- **GOAL OF THE EXERCISE**
Out of all the lines below, count those with the word "type". Give the number only.

[Stored data entries]
= = = = =
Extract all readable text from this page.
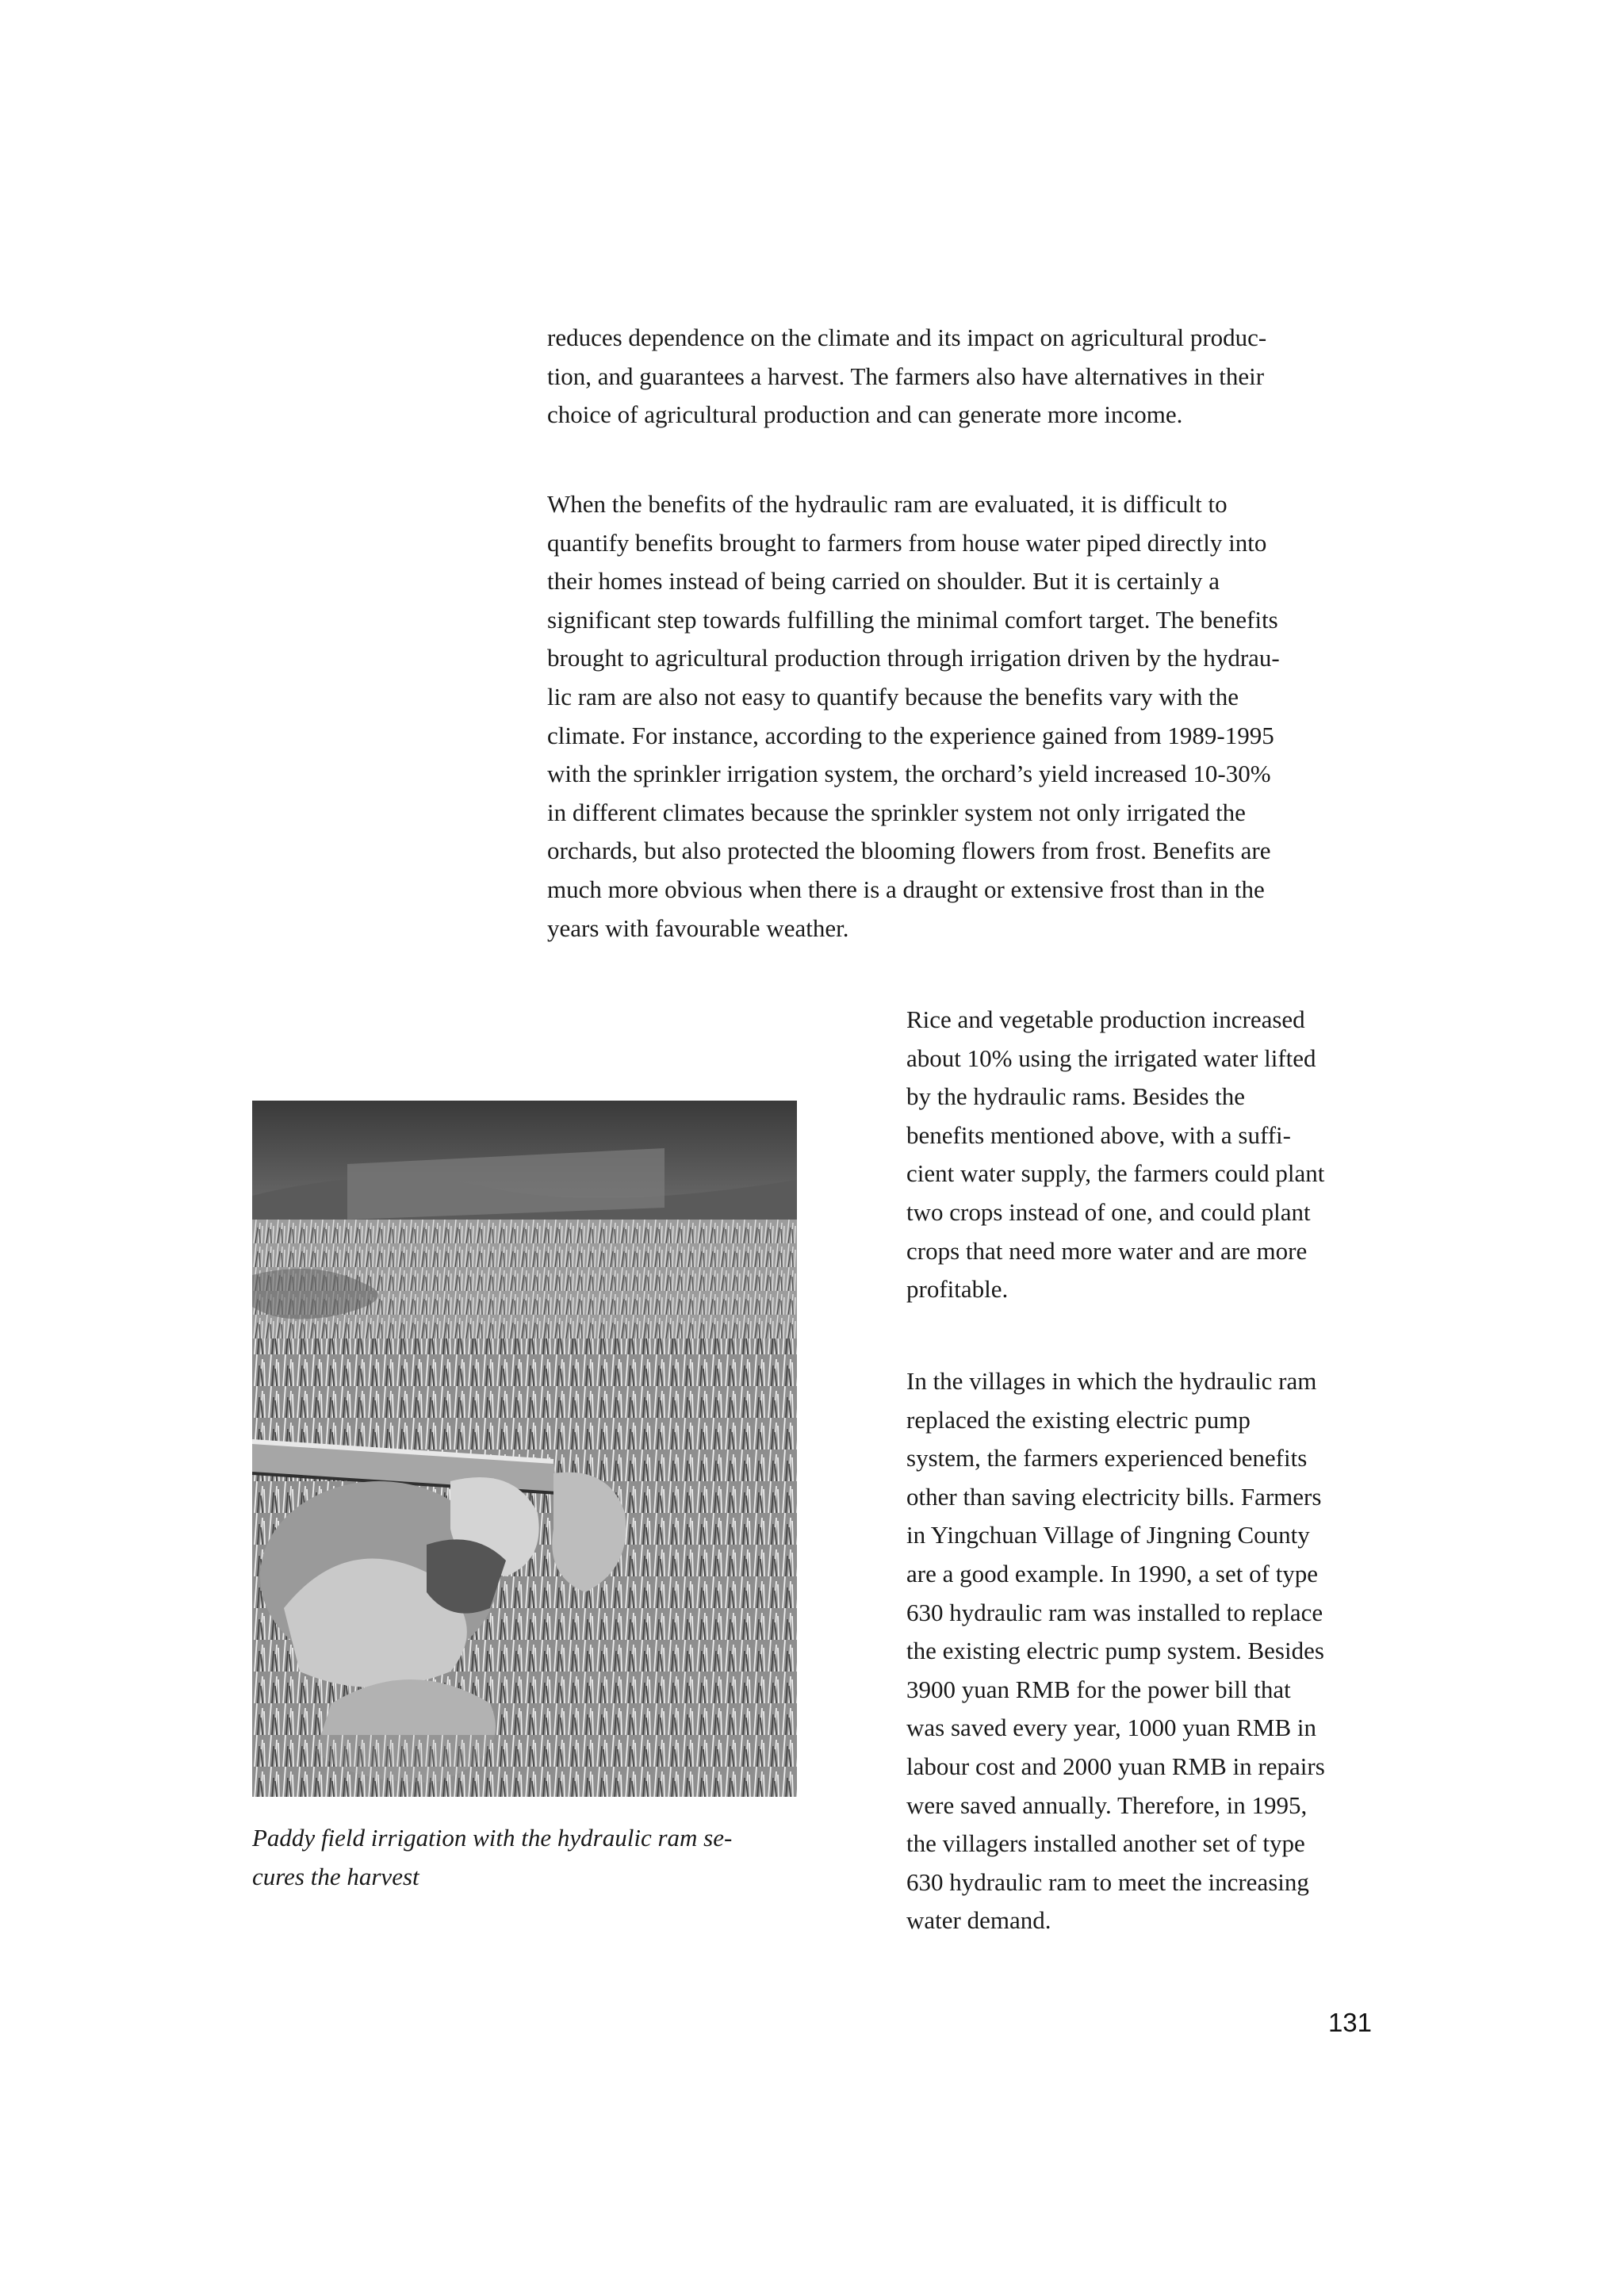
reduces dependence on the climate and its impact on agricultural produc-
tion, and guarantees a harvest. The farmers also have alternatives in their
choice of agricultural production and can generate more income.

When the benefits of the hydraulic ram are evaluated, it is difficult to
quantify benefits brought to farmers from house water piped directly into
their homes instead of being carried on shoulder. But it is certainly a
significant step towards fulfilling the minimal comfort target. The benefits
brought to agricultural production through irrigation driven by the hydrau-
lic ram are also not easy to quantify because the benefits vary with the
climate. For instance, according to the experience gained from 1989-1995
with the sprinkler irrigation system, the orchard’s yield increased 10-30%
in different climates because the sprinkler system not only irrigated the
orchards, but also protected the blooming flowers from frost. Benefits are
much more obvious when there is a draught or extensive frost than in the
years with favourable weather.

Paddy field irrigation with the hydraulic ram se-
cures the harvest

Rice and vegetable production increased
about 10% using the irrigated water lifted
by the hydraulic rams. Besides the
benefits mentioned above, with a suffi-
cient water supply, the farmers could plant
two crops instead of one, and could plant
crops that need more water and are more
profitable.

In the villages in which the hydraulic ram
replaced the existing electric pump
system, the farmers experienced benefits
other than saving electricity bills. Farmers
in Yingchuan Village of Jingning County
are a good example. In 1990, a set of type
630 hydraulic ram was installed to replace
the existing electric pump system. Besides
3900 yuan RMB for the power bill that
was saved every year, 1000 yuan RMB in
labour cost and 2000 yuan RMB in repairs
were saved annually. Therefore, in 1995,
the villagers installed another set of type
630 hydraulic ram to meet the increasing
water demand.

131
= = = = =
- **SOLUTION FOR THIS PROBLEM**
2